Figure content listings
·····
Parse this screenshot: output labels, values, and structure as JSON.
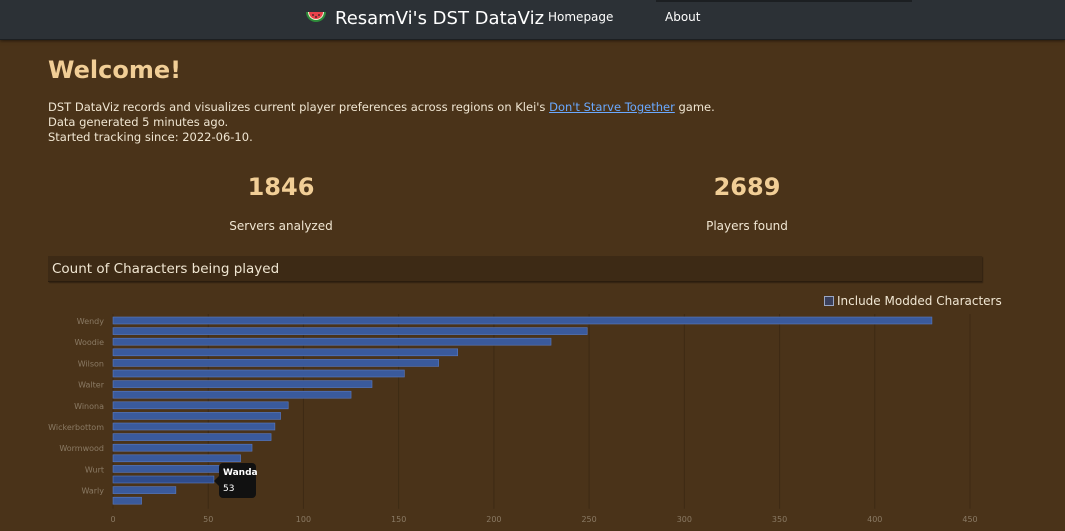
{
  "navbar": {
    "brand": "ResamVi's DST DataViz",
    "links": [
      "Homepage",
      "About"
    ]
  },
  "header": {
    "title": "Welcome!",
    "intro_prefix": "DST DataViz records and visualizes current player preferences across regions on Klei's ",
    "intro_link": "Don't Starve Together",
    "intro_suffix": " game.",
    "generated": "Data generated 5 minutes ago.",
    "tracking": "Started tracking since: 2022-06-10."
  },
  "stats": [
    {
      "value": "1846",
      "label": "Servers analyzed"
    },
    {
      "value": "2689",
      "label": "Players found"
    }
  ],
  "panel": {
    "title": "Count of Characters being played",
    "checkbox_label": "Include Modded Characters"
  },
  "tooltip": {
    "name": "Wanda",
    "value": "53"
  },
  "colors": {
    "background": "#4a3319",
    "bar": "#3a5a9c",
    "bar_highlight": "#2f4c8c",
    "accent": "#f1ce96"
  },
  "chart_data": {
    "type": "bar",
    "orientation": "horizontal",
    "categories": [
      "Wendy",
      "",
      "Woodie",
      "",
      "Wilson",
      "",
      "Walter",
      "",
      "Winona",
      "",
      "Wickerbottom",
      "",
      "Wormwood",
      "",
      "Wurt",
      "",
      "Warly",
      ""
    ],
    "hidden_category": "Wanda",
    "values": [
      430,
      249,
      230,
      181,
      171,
      153,
      136,
      125,
      92,
      88,
      85,
      83,
      73,
      67,
      59,
      53,
      33,
      15
    ],
    "highlight_index": 15,
    "xlim": [
      0,
      450
    ],
    "xticks": [
      0,
      50,
      100,
      150,
      200,
      250,
      300,
      350,
      400,
      450
    ],
    "grid": true,
    "legend": "none"
  }
}
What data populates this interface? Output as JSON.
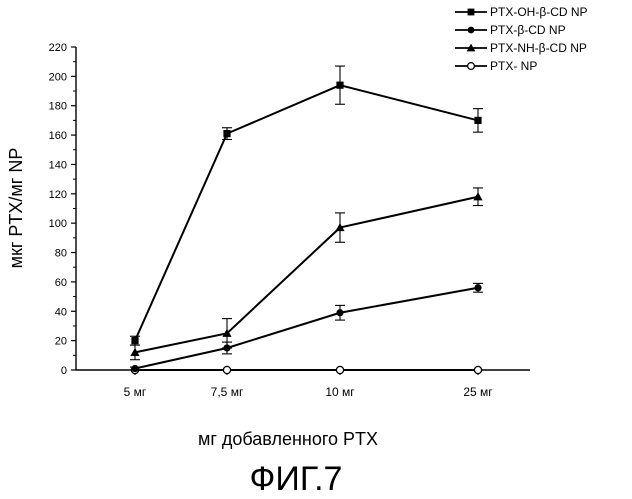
{
  "chart_data": {
    "type": "line",
    "categories": [
      "5 мг",
      "7,5 мг",
      "10 мг",
      "25 мг"
    ],
    "series": [
      {
        "name": "PTX-OH-β-CD NP",
        "marker": "square",
        "values": [
          20,
          161,
          194,
          170
        ],
        "errors": [
          3,
          4,
          13,
          8
        ]
      },
      {
        "name": "PTX-β-CD NP",
        "marker": "circle",
        "values": [
          1,
          15,
          39,
          56
        ],
        "errors": [
          1,
          4,
          5,
          3
        ]
      },
      {
        "name": "PTX-NH-β-CD NP",
        "marker": "triangle",
        "values": [
          12,
          25,
          97,
          118
        ],
        "errors": [
          5,
          10,
          10,
          6
        ]
      },
      {
        "name": "PTX- NP",
        "marker": "circle-open",
        "values": [
          0,
          0,
          0,
          0
        ],
        "errors": [
          0,
          0,
          0,
          0
        ]
      }
    ],
    "ylabel": "мкг PTX/мг NP",
    "xlabel": "мг добавленного PTX",
    "ylim": [
      0,
      220
    ],
    "yticks": [
      0,
      20,
      40,
      60,
      80,
      100,
      120,
      140,
      160,
      180,
      200,
      220
    ],
    "grid": false,
    "legend_position": "top-right"
  },
  "figure_caption": "ФИГ.7",
  "colors": {
    "ink": "#000000",
    "background": "#ffffff"
  }
}
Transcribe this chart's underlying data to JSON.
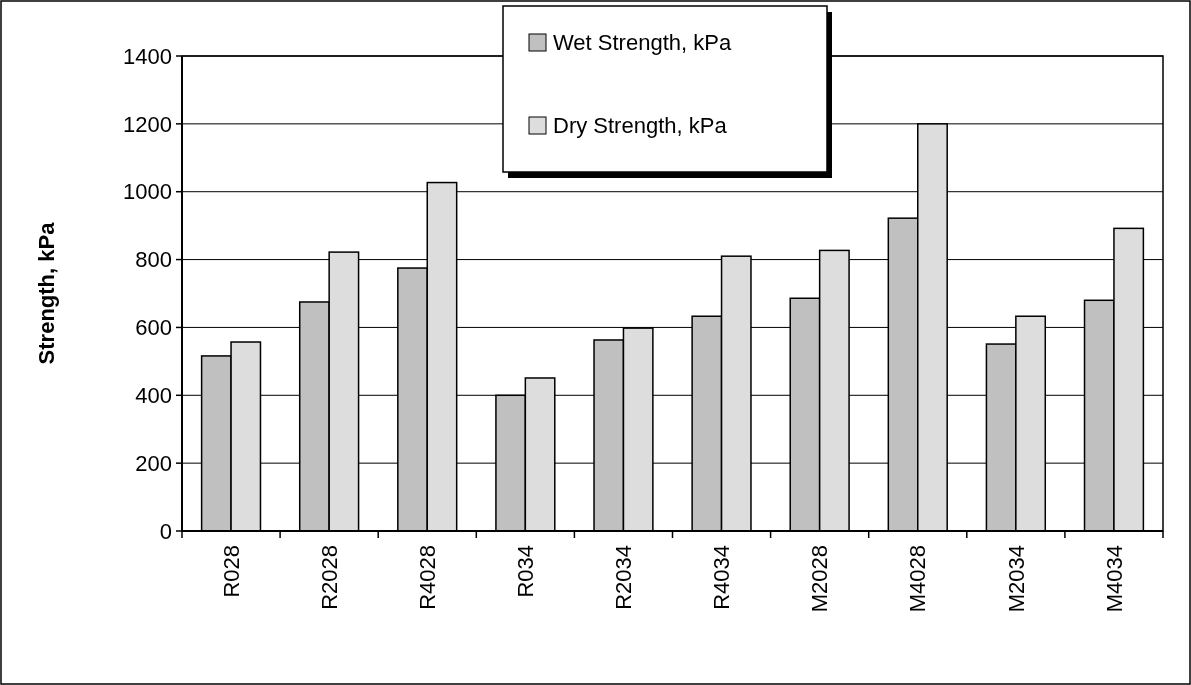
{
  "chart_data": {
    "type": "bar",
    "ylabel": "Strength, kPa",
    "categories": [
      "R028",
      "R2028",
      "R4028",
      "R034",
      "R2034",
      "R4034",
      "M2028",
      "M4028",
      "M2034",
      "M4034"
    ],
    "series": [
      {
        "name": "Wet Strength, kPa",
        "color": "#c0c0c0",
        "values": [
          516,
          675,
          775,
          400,
          563,
          633,
          686,
          922,
          551,
          680
        ]
      },
      {
        "name": "Dry Strength, kPa",
        "color": "#dddddd",
        "values": [
          557,
          822,
          1027,
          451,
          598,
          810,
          827,
          1200,
          633,
          892
        ]
      }
    ],
    "ylim": [
      0,
      1400
    ],
    "yticks": [
      0,
      200,
      400,
      600,
      800,
      1000,
      1200,
      1400
    ],
    "grid": "y",
    "legend": "top"
  }
}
·····
Reproduce the data verbatim. Do not carry any picture into the copy.

Parse this screenshot: output labels, values, and structure as JSON.
{
  "navbar": {
    "brand": "ResamVi's DST DataViz",
    "links": [
      "Homepage",
      "About"
    ]
  },
  "header": {
    "title": "Welcome!",
    "intro_prefix": "DST DataViz records and visualizes current player preferences across regions on Klei's ",
    "intro_link": "Don't Starve Together",
    "intro_suffix": " game.",
    "generated": "Data generated 5 minutes ago.",
    "tracking": "Started tracking since: 2022-06-10."
  },
  "stats": [
    {
      "value": "1846",
      "label": "Servers analyzed"
    },
    {
      "value": "2689",
      "label": "Players found"
    }
  ],
  "panel": {
    "title": "Count of Characters being played",
    "checkbox_label": "Include Modded Characters"
  },
  "tooltip": {
    "name": "Wanda",
    "value": "53"
  },
  "colors": {
    "background": "#4a3319",
    "bar": "#3a5a9c",
    "bar_highlight": "#2f4c8c",
    "accent": "#f1ce96"
  },
  "chart_data": {
    "type": "bar",
    "orientation": "horizontal",
    "categories": [
      "Wendy",
      "",
      "Woodie",
      "",
      "Wilson",
      "",
      "Walter",
      "",
      "Winona",
      "",
      "Wickerbottom",
      "",
      "Wormwood",
      "",
      "Wurt",
      "",
      "Warly",
      ""
    ],
    "hidden_category": "Wanda",
    "values": [
      430,
      249,
      230,
      181,
      171,
      153,
      136,
      125,
      92,
      88,
      85,
      83,
      73,
      67,
      59,
      53,
      33,
      15
    ],
    "highlight_index": 15,
    "xlim": [
      0,
      450
    ],
    "xticks": [
      0,
      50,
      100,
      150,
      200,
      250,
      300,
      350,
      400,
      450
    ],
    "grid": true,
    "legend": "none"
  }
}
What data populates this interface? Output as JSON.
{
  "chart_data": {
    "type": "line",
    "categories": [
      "5 мг",
      "7,5 мг",
      "10 мг",
      "25 мг"
    ],
    "series": [
      {
        "name": "PTX-OH-β-CD NP",
        "marker": "square",
        "values": [
          20,
          161,
          194,
          170
        ],
        "errors": [
          3,
          4,
          13,
          8
        ]
      },
      {
        "name": "PTX-β-CD NP",
        "marker": "circle",
        "values": [
          1,
          15,
          39,
          56
        ],
        "errors": [
          1,
          4,
          5,
          3
        ]
      },
      {
        "name": "PTX-NH-β-CD NP",
        "marker": "triangle",
        "values": [
          12,
          25,
          97,
          118
        ],
        "errors": [
          5,
          10,
          10,
          6
        ]
      },
      {
        "name": "PTX- NP",
        "marker": "circle-open",
        "values": [
          0,
          0,
          0,
          0
        ],
        "errors": [
          0,
          0,
          0,
          0
        ]
      }
    ],
    "ylabel": "мкг PTX/мг NP",
    "xlabel": "мг добавленного PTX",
    "ylim": [
      0,
      220
    ],
    "yticks": [
      0,
      20,
      40,
      60,
      80,
      100,
      120,
      140,
      160,
      180,
      200,
      220
    ],
    "grid": false,
    "legend_position": "top-right"
  },
  "figure_caption": "ФИГ.7",
  "colors": {
    "ink": "#000000",
    "background": "#ffffff"
  }
}
Transcribe this chart's underlying data to JSON.
{
  "chart_data": {
    "type": "bar",
    "ylabel": "Strength, kPa",
    "categories": [
      "R028",
      "R2028",
      "R4028",
      "R034",
      "R2034",
      "R4034",
      "M2028",
      "M4028",
      "M2034",
      "M4034"
    ],
    "series": [
      {
        "name": "Wet Strength, kPa",
        "color": "#c0c0c0",
        "values": [
          516,
          675,
          775,
          400,
          563,
          633,
          686,
          922,
          551,
          680
        ]
      },
      {
        "name": "Dry Strength, kPa",
        "color": "#dddddd",
        "values": [
          557,
          822,
          1027,
          451,
          598,
          810,
          827,
          1200,
          633,
          892
        ]
      }
    ],
    "ylim": [
      0,
      1400
    ],
    "yticks": [
      0,
      200,
      400,
      600,
      800,
      1000,
      1200,
      1400
    ],
    "grid": "y",
    "legend": "top"
  }
}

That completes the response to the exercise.